[Records from a collection of figures]

------------------------------------

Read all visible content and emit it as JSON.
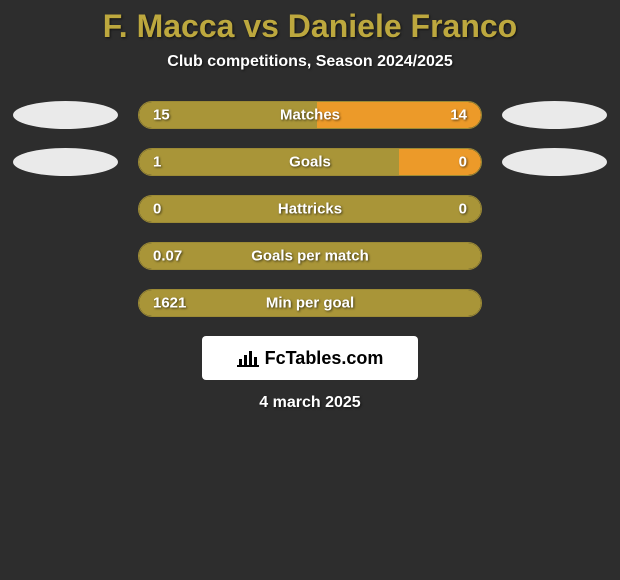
{
  "title": "F. Macca vs Daniele Franco",
  "subtitle": "Club competitions, Season 2024/2025",
  "date": "4 march 2025",
  "brand": {
    "name": "FcTables.com"
  },
  "colors": {
    "accent_left": "#a99538",
    "accent_right": "#ec9a29",
    "bar_border": "#9c8a35",
    "background": "#2d2d2d",
    "avatar_bg": "#eaeaea",
    "text": "#ffffff"
  },
  "stats": [
    {
      "label": "Matches",
      "left_value": "15",
      "right_value": "14",
      "left_pct": 52,
      "right_pct": 48,
      "left_color": "#a99538",
      "right_color": "#ec9a29",
      "show_avatars": true
    },
    {
      "label": "Goals",
      "left_value": "1",
      "right_value": "0",
      "left_pct": 76,
      "right_pct": 24,
      "left_color": "#a99538",
      "right_color": "#ec9a29",
      "show_avatars": true
    },
    {
      "label": "Hattricks",
      "left_value": "0",
      "right_value": "0",
      "left_pct": 100,
      "right_pct": 0,
      "left_color": "#a99538",
      "right_color": "#ec9a29",
      "show_avatars": false
    },
    {
      "label": "Goals per match",
      "left_value": "0.07",
      "right_value": "",
      "left_pct": 100,
      "right_pct": 0,
      "left_color": "#a99538",
      "right_color": "#ec9a29",
      "show_avatars": false
    },
    {
      "label": "Min per goal",
      "left_value": "1621",
      "right_value": "",
      "left_pct": 100,
      "right_pct": 0,
      "left_color": "#a99538",
      "right_color": "#ec9a29",
      "show_avatars": false
    }
  ]
}
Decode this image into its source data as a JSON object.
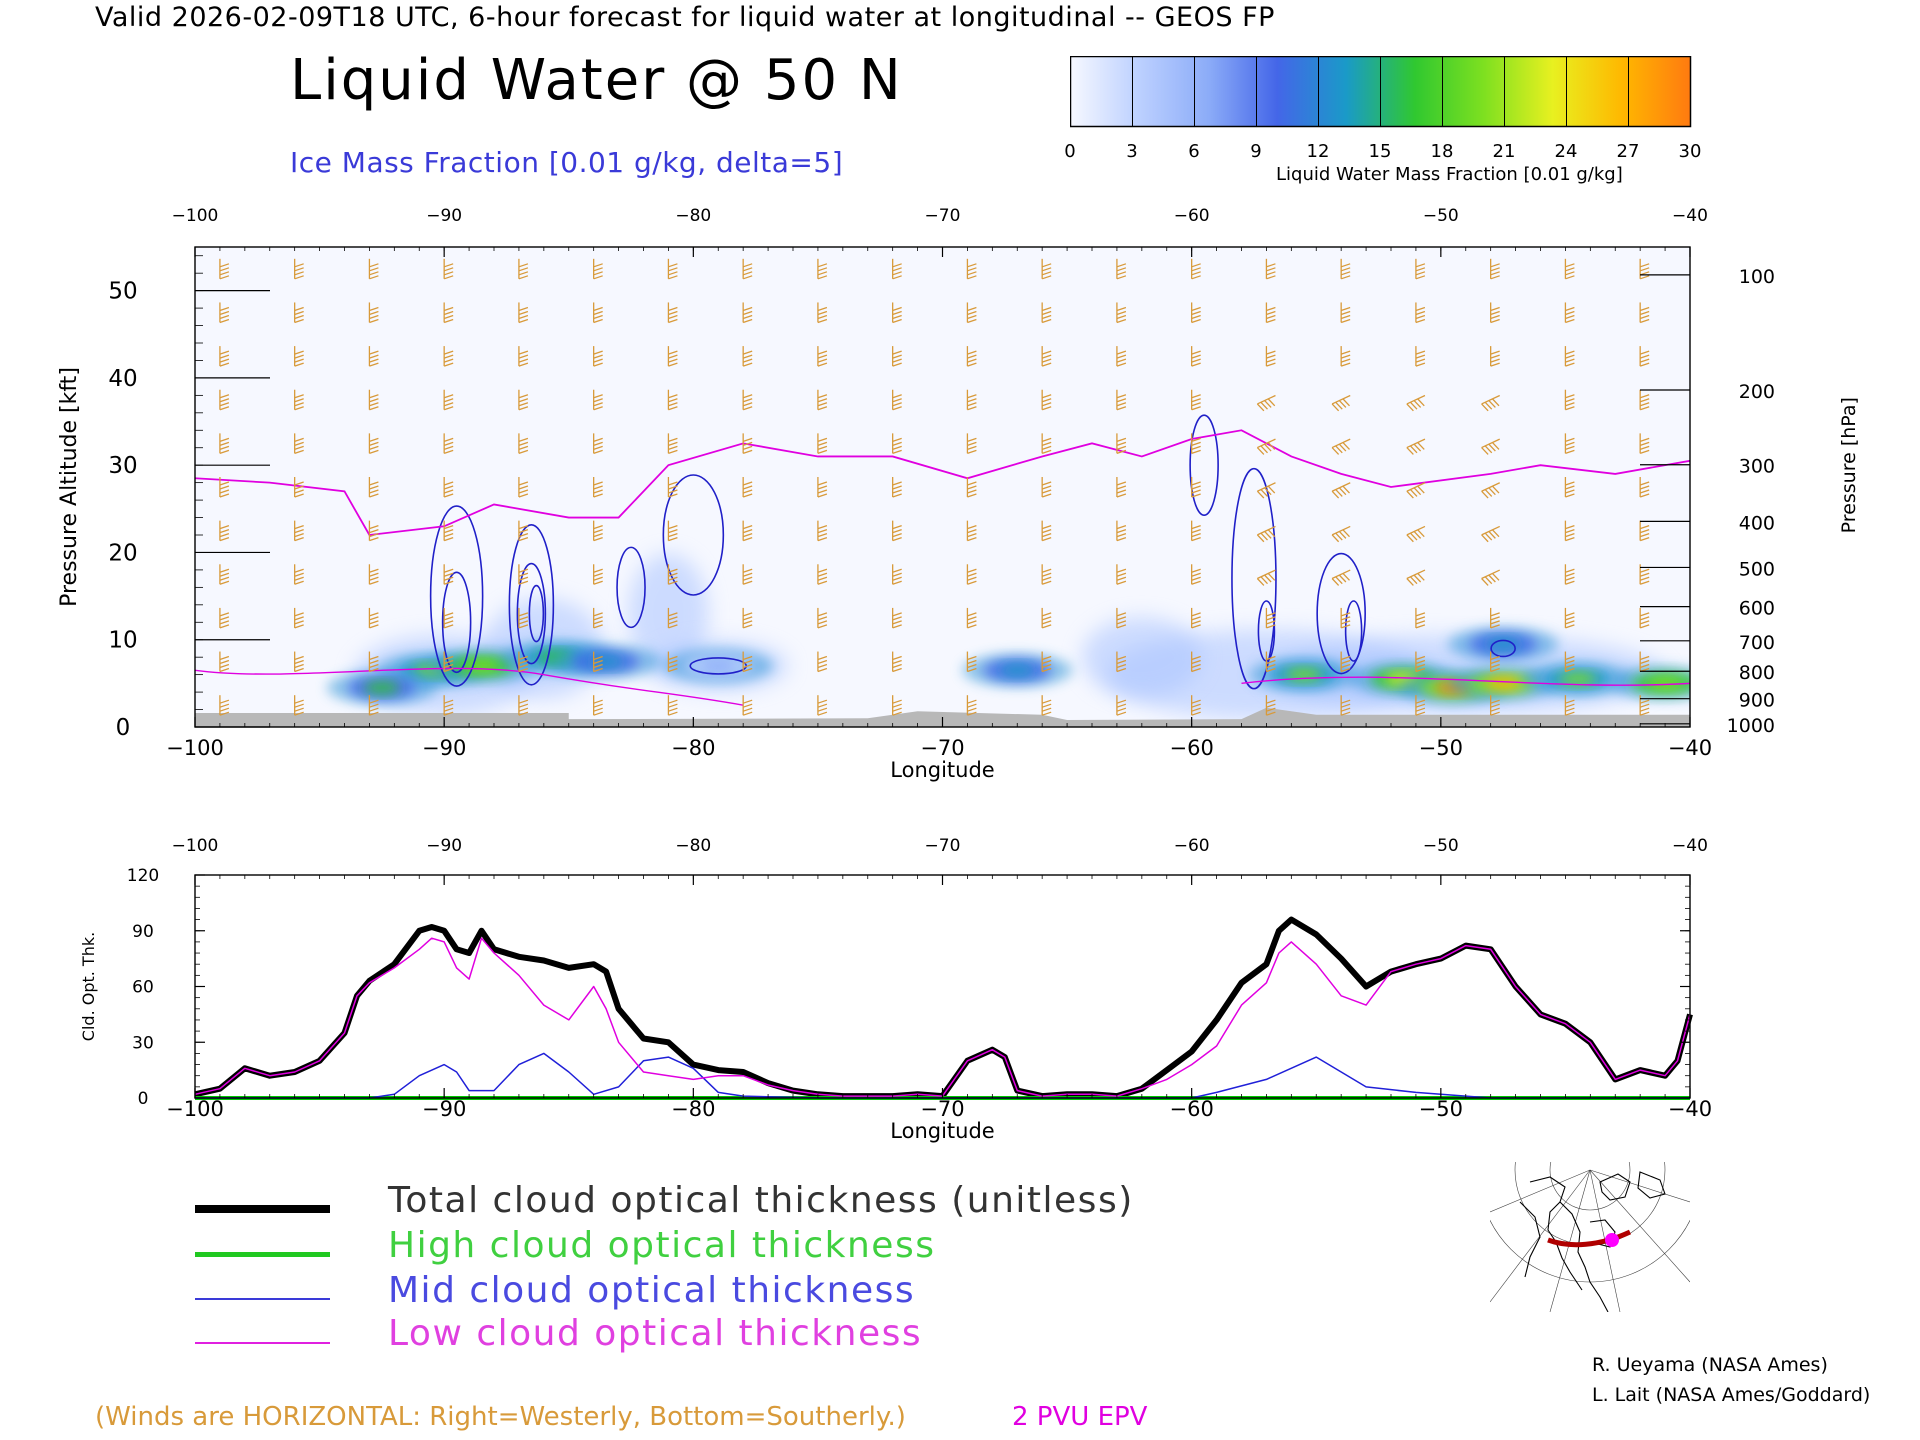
{
  "header": "Valid 2026-02-09T18 UTC, 6-hour forecast for liquid water at longitudinal -- GEOS FP",
  "main_title": "Liquid Water @ 50 N",
  "subtitle": "Ice Mass Fraction [0.01 g/kg, delta=5]",
  "colorbar": {
    "label": "Liquid Water Mass Fraction [0.01 g/kg]",
    "ticks": [
      "0",
      "3",
      "6",
      "9",
      "12",
      "15",
      "18",
      "21",
      "24",
      "27",
      "30"
    ],
    "colors": [
      "#f6f8ff",
      "#bcd0ff",
      "#8cacf8",
      "#4466e8",
      "#1a9ac8",
      "#30c830",
      "#7ee020",
      "#e8f020",
      "#ffb800",
      "#ff7a10"
    ]
  },
  "colors": {
    "wind_barbs": "#d89a3a",
    "ice_contour": "#2020c8",
    "epv": "#e000e0",
    "total": "#000000",
    "high": "#00c800",
    "mid": "#2020d8",
    "low": "#e000e0",
    "terrain": "#b8b8b8"
  },
  "chart_data": [
    {
      "type": "heatmap",
      "title": "Liquid Water @ 50 N",
      "xlabel": "Longitude",
      "ylabel_left": "Pressure Altitude [kft]",
      "ylabel_right": "Pressure [hPa]",
      "xlim": [
        -100,
        -40
      ],
      "ylim": [
        0,
        55
      ],
      "x_ticks": [
        -100,
        -90,
        -80,
        -70,
        -60,
        -50,
        -40
      ],
      "x_tick_labels": [
        "−100",
        "−90",
        "−80",
        "−70",
        "−60",
        "−50",
        "−40"
      ],
      "y_ticks": [
        0,
        10,
        20,
        30,
        40,
        50
      ],
      "pressure_ticks_hpa": [
        100,
        200,
        300,
        400,
        500,
        600,
        700,
        800,
        900,
        1000
      ],
      "liquid_water_blobs": [
        {
          "lon": -90.5,
          "alt": 6.5,
          "value": 18
        },
        {
          "lon": -88.5,
          "alt": 7.0,
          "value": 20
        },
        {
          "lon": -92.5,
          "alt": 4.5,
          "value": 15
        },
        {
          "lon": -85.5,
          "alt": 8.0,
          "value": 16
        },
        {
          "lon": -83.5,
          "alt": 7.5,
          "value": 14
        },
        {
          "lon": -79.0,
          "alt": 7.0,
          "value": 7
        },
        {
          "lon": -67.0,
          "alt": 6.5,
          "value": 13
        },
        {
          "lon": -55.5,
          "alt": 6.0,
          "value": 18
        },
        {
          "lon": -51.5,
          "alt": 5.5,
          "value": 21
        },
        {
          "lon": -49.5,
          "alt": 4.5,
          "value": 27
        },
        {
          "lon": -47.5,
          "alt": 5.0,
          "value": 26
        },
        {
          "lon": -44.5,
          "alt": 5.5,
          "value": 19
        },
        {
          "lon": -47.5,
          "alt": 9.5,
          "value": 14
        },
        {
          "lon": -41.0,
          "alt": 5.0,
          "value": 20
        }
      ],
      "epv_2pvu_altitude_kft": [
        [
          -100,
          28.5
        ],
        [
          -97,
          28
        ],
        [
          -94,
          27
        ],
        [
          -93,
          22
        ],
        [
          -90,
          23
        ],
        [
          -88,
          25.5
        ],
        [
          -85,
          24
        ],
        [
          -83,
          24
        ],
        [
          -81,
          30
        ],
        [
          -78,
          32.5
        ],
        [
          -75,
          31
        ],
        [
          -72,
          31
        ],
        [
          -69,
          28.5
        ],
        [
          -66,
          31
        ],
        [
          -64,
          32.5
        ],
        [
          -62,
          31
        ],
        [
          -60,
          33
        ],
        [
          -58,
          34
        ],
        [
          -56,
          31
        ],
        [
          -54,
          29
        ],
        [
          -52,
          27.5
        ],
        [
          -48,
          29
        ],
        [
          -46,
          30
        ],
        [
          -43,
          29
        ],
        [
          -40,
          30.5
        ]
      ]
    },
    {
      "type": "line",
      "xlabel": "Longitude",
      "ylabel": "Cld. Opt. Thk.",
      "xlim": [
        -100,
        -40
      ],
      "ylim": [
        0,
        120
      ],
      "y_ticks": [
        0,
        30,
        60,
        90,
        120
      ],
      "x_ticks": [
        -100,
        -90,
        -80,
        -70,
        -60,
        -50,
        -40
      ],
      "x_tick_labels": [
        "−100",
        "−90",
        "−80",
        "−70",
        "−60",
        "−50",
        "−40"
      ],
      "series": [
        {
          "name": "Total cloud optical thickness (unitless)",
          "x": [
            -100,
            -99,
            -98,
            -97,
            -96,
            -95,
            -94,
            -93.5,
            -93,
            -92,
            -91,
            -90.5,
            -90,
            -89.5,
            -89,
            -88.5,
            -88,
            -87,
            -86,
            -85,
            -84,
            -83.5,
            -83,
            -82,
            -81,
            -80,
            -79,
            -78,
            -77,
            -76,
            -75,
            -74,
            -73,
            -72,
            -71,
            -70,
            -69,
            -68,
            -67.5,
            -67,
            -66,
            -65,
            -64,
            -63,
            -62,
            -61,
            -60,
            -59,
            -58,
            -57,
            -56.5,
            -56,
            -55,
            -54,
            -53,
            -52,
            -51,
            -50,
            -49,
            -48,
            -47,
            -46,
            -45,
            -44,
            -43,
            -42,
            -41,
            -40.5,
            -40
          ],
          "y": [
            2,
            5,
            16,
            12,
            14,
            20,
            35,
            55,
            63,
            72,
            90,
            92,
            90,
            80,
            78,
            90,
            80,
            76,
            74,
            70,
            72,
            68,
            48,
            32,
            30,
            18,
            15,
            14,
            8,
            4,
            2,
            1,
            1,
            1,
            2,
            1,
            20,
            26,
            22,
            4,
            1,
            2,
            2,
            1,
            5,
            15,
            25,
            42,
            62,
            72,
            90,
            96,
            88,
            75,
            60,
            68,
            72,
            75,
            82,
            80,
            60,
            45,
            40,
            30,
            10,
            15,
            12,
            20,
            45
          ]
        },
        {
          "name": "High cloud optical thickness",
          "x": [
            -100,
            -40
          ],
          "y": [
            0,
            0
          ]
        },
        {
          "name": "Mid cloud optical thickness",
          "x": [
            -100,
            -93,
            -92,
            -91,
            -90,
            -89.5,
            -89,
            -88,
            -87,
            -86,
            -85,
            -84,
            -83,
            -82,
            -81,
            -80,
            -79,
            -78,
            -75,
            -70,
            -60,
            -59,
            -57,
            -55,
            -54,
            -53,
            -51,
            -50,
            -49,
            -48,
            -45,
            -40
          ],
          "y": [
            0,
            0,
            2,
            12,
            18,
            14,
            4,
            4,
            18,
            24,
            14,
            2,
            6,
            20,
            22,
            16,
            3,
            1,
            0,
            0,
            0,
            3,
            10,
            22,
            14,
            6,
            3,
            2,
            1,
            0,
            0,
            0
          ]
        },
        {
          "name": "Low cloud optical thickness",
          "x": [
            -100,
            -99,
            -98,
            -97,
            -96,
            -95,
            -94,
            -93.5,
            -93,
            -92,
            -91,
            -90.5,
            -90,
            -89.5,
            -89,
            -88.5,
            -88,
            -87,
            -86,
            -85,
            -84,
            -83.5,
            -83,
            -82,
            -81,
            -80,
            -79,
            -78,
            -77,
            -76,
            -75,
            -74,
            -73,
            -72,
            -71,
            -70,
            -69,
            -68,
            -67.5,
            -67,
            -66,
            -65,
            -64,
            -63,
            -62,
            -61,
            -60,
            -59,
            -58,
            -57,
            -56.5,
            -56,
            -55,
            -54,
            -53,
            -52,
            -51,
            -50,
            -49,
            -48,
            -47,
            -46,
            -45,
            -44,
            -43,
            -42,
            -41,
            -40.5,
            -40
          ],
          "y": [
            2,
            5,
            16,
            12,
            14,
            20,
            35,
            55,
            62,
            70,
            80,
            86,
            84,
            70,
            64,
            86,
            78,
            66,
            50,
            42,
            60,
            48,
            30,
            14,
            12,
            10,
            12,
            12,
            7,
            4,
            2,
            1,
            1,
            1,
            2,
            1,
            20,
            26,
            22,
            4,
            1,
            2,
            2,
            1,
            5,
            10,
            18,
            28,
            50,
            62,
            78,
            84,
            72,
            55,
            50,
            68,
            72,
            75,
            82,
            80,
            60,
            45,
            40,
            30,
            10,
            15,
            12,
            20,
            45
          ]
        }
      ]
    }
  ],
  "legend": [
    {
      "label": "Total cloud optical thickness (unitless)",
      "color": "#000000"
    },
    {
      "label": "High cloud optical thickness",
      "color": "#20c820"
    },
    {
      "label": "Mid cloud optical thickness",
      "color": "#3a3ad8"
    },
    {
      "label": "Low cloud optical thickness",
      "color": "#e020e0"
    }
  ],
  "credits": [
    "R. Ueyama (NASA Ames)",
    "L. Lait (NASA Ames/Goddard)"
  ],
  "winds_note": "(Winds are HORIZONTAL: Right=Westerly, Bottom=Southerly.)",
  "epv_note": "2 PVU EPV"
}
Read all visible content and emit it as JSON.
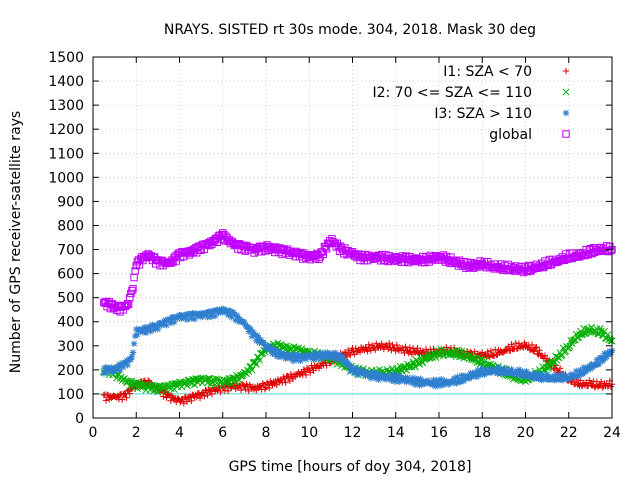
{
  "chart_data": {
    "type": "scatter",
    "title": "NRAYS. SISTED rt 30s mode. 304, 2018. Mask 30 deg",
    "xlabel": "GPS time [hours of doy 304, 2018]",
    "ylabel": "Number of GPS receiver-satellite rays",
    "xlim": [
      0,
      24
    ],
    "ylim": [
      0,
      1500
    ],
    "xticks": [
      0,
      2,
      4,
      6,
      8,
      10,
      12,
      14,
      16,
      18,
      20,
      22,
      24
    ],
    "xtick_labels": [
      "0",
      "2",
      "4",
      "6",
      "8",
      "10",
      "12",
      "14",
      "16",
      "18",
      "20",
      "22",
      "24"
    ],
    "yticks": [
      0,
      100,
      200,
      300,
      400,
      500,
      600,
      700,
      800,
      900,
      1000,
      1100,
      1200,
      1300,
      1400,
      1500
    ],
    "ytick_labels": [
      "0",
      "100",
      "200",
      "300",
      "400",
      "500",
      "600",
      "700",
      "800",
      "900",
      "1000",
      "1100",
      "1200",
      "1300",
      "1400",
      "1500"
    ],
    "grid": true,
    "legend_position": "top-right",
    "reference_line": {
      "y": 100,
      "color": "#4fd8d8"
    },
    "series": [
      {
        "name": "I1: SZA < 70",
        "marker": "+",
        "color": "#e00000",
        "x": [
          0.5,
          1.0,
          1.5,
          2.0,
          2.5,
          3.0,
          3.5,
          4.0,
          4.5,
          5.0,
          5.5,
          6.0,
          6.5,
          7.0,
          7.5,
          8.0,
          8.5,
          9.0,
          9.5,
          10.0,
          10.5,
          11.0,
          11.5,
          12.0,
          12.5,
          13.0,
          13.5,
          14.0,
          14.5,
          15.0,
          15.5,
          16.0,
          16.5,
          17.0,
          17.5,
          18.0,
          18.5,
          19.0,
          19.5,
          20.0,
          20.5,
          21.0,
          21.5,
          22.0,
          22.5,
          23.0,
          23.5,
          24.0
        ],
        "y": [
          90,
          85,
          95,
          140,
          150,
          120,
          90,
          70,
          85,
          100,
          115,
          125,
          130,
          130,
          125,
          135,
          150,
          165,
          180,
          200,
          220,
          240,
          260,
          275,
          285,
          295,
          300,
          290,
          280,
          275,
          270,
          275,
          280,
          270,
          260,
          260,
          265,
          280,
          295,
          300,
          280,
          240,
          200,
          160,
          140,
          140,
          135,
          140
        ]
      },
      {
        "name": "I2: 70 <= SZA <= 110",
        "marker": "x",
        "color": "#00b000",
        "x": [
          0.5,
          1.0,
          1.5,
          2.0,
          2.5,
          3.0,
          3.5,
          4.0,
          4.5,
          5.0,
          5.5,
          6.0,
          6.5,
          7.0,
          7.5,
          8.0,
          8.5,
          9.0,
          9.5,
          10.0,
          10.5,
          11.0,
          11.5,
          12.0,
          12.5,
          13.0,
          13.5,
          14.0,
          14.5,
          15.0,
          15.5,
          16.0,
          16.5,
          17.0,
          17.5,
          18.0,
          18.5,
          19.0,
          19.5,
          20.0,
          20.5,
          21.0,
          21.5,
          22.0,
          22.5,
          23.0,
          23.5,
          24.0
        ],
        "y": [
          200,
          190,
          150,
          140,
          130,
          125,
          130,
          140,
          150,
          160,
          155,
          150,
          160,
          180,
          230,
          290,
          300,
          290,
          280,
          270,
          260,
          250,
          230,
          200,
          190,
          185,
          190,
          195,
          210,
          230,
          250,
          270,
          270,
          265,
          250,
          230,
          210,
          190,
          170,
          160,
          180,
          210,
          250,
          300,
          350,
          365,
          355,
          320
        ]
      },
      {
        "name": "I3: SZA > 110",
        "marker": "*",
        "color": "#2f7fd0",
        "x": [
          0.5,
          1.0,
          1.5,
          1.8,
          2.0,
          2.5,
          3.0,
          3.5,
          4.0,
          4.5,
          5.0,
          5.5,
          6.0,
          6.5,
          7.0,
          7.5,
          8.0,
          8.5,
          9.0,
          9.5,
          10.0,
          10.5,
          11.0,
          11.5,
          12.0,
          12.5,
          13.0,
          13.5,
          14.0,
          14.5,
          15.0,
          15.5,
          16.0,
          16.5,
          17.0,
          17.5,
          18.0,
          18.5,
          19.0,
          19.5,
          20.0,
          20.5,
          21.0,
          21.5,
          22.0,
          22.5,
          23.0,
          23.5,
          24.0
        ],
        "y": [
          200,
          205,
          225,
          250,
          360,
          370,
          385,
          405,
          420,
          425,
          430,
          435,
          450,
          430,
          390,
          340,
          300,
          270,
          255,
          250,
          255,
          260,
          265,
          250,
          200,
          185,
          175,
          170,
          165,
          160,
          150,
          145,
          145,
          150,
          160,
          175,
          190,
          195,
          195,
          190,
          180,
          170,
          165,
          165,
          170,
          185,
          210,
          240,
          280
        ]
      },
      {
        "name": "global",
        "marker": "square",
        "color": "#c000ff",
        "x": [
          0.5,
          0.8,
          1.0,
          1.3,
          1.6,
          1.8,
          2.0,
          2.5,
          3.0,
          3.5,
          4.0,
          4.5,
          5.0,
          5.5,
          6.0,
          6.5,
          7.0,
          7.5,
          8.0,
          8.5,
          9.0,
          9.5,
          10.0,
          10.5,
          11.0,
          11.5,
          12.0,
          12.5,
          13.0,
          13.5,
          14.0,
          14.5,
          15.0,
          15.5,
          16.0,
          16.5,
          17.0,
          17.5,
          18.0,
          18.5,
          19.0,
          19.5,
          20.0,
          20.5,
          21.0,
          21.5,
          22.0,
          22.5,
          23.0,
          23.5,
          24.0
        ],
        "y": [
          480,
          470,
          460,
          455,
          470,
          520,
          640,
          680,
          650,
          640,
          680,
          690,
          710,
          730,
          760,
          720,
          710,
          700,
          710,
          700,
          690,
          680,
          670,
          675,
          740,
          700,
          680,
          665,
          670,
          665,
          660,
          660,
          655,
          660,
          670,
          655,
          640,
          630,
          640,
          630,
          625,
          620,
          615,
          625,
          640,
          655,
          670,
          675,
          690,
          700,
          700
        ]
      }
    ]
  }
}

------------------------------------

» **Aim**:
All lines holding the word "Mass" should be picked out and copied.

» **Correct answer**:
  "subtitle": "Ice Mass Fraction [0.01 g/kg, delta=5]",
    "label": "Liquid Water Mass Fraction [0.01 g/kg]",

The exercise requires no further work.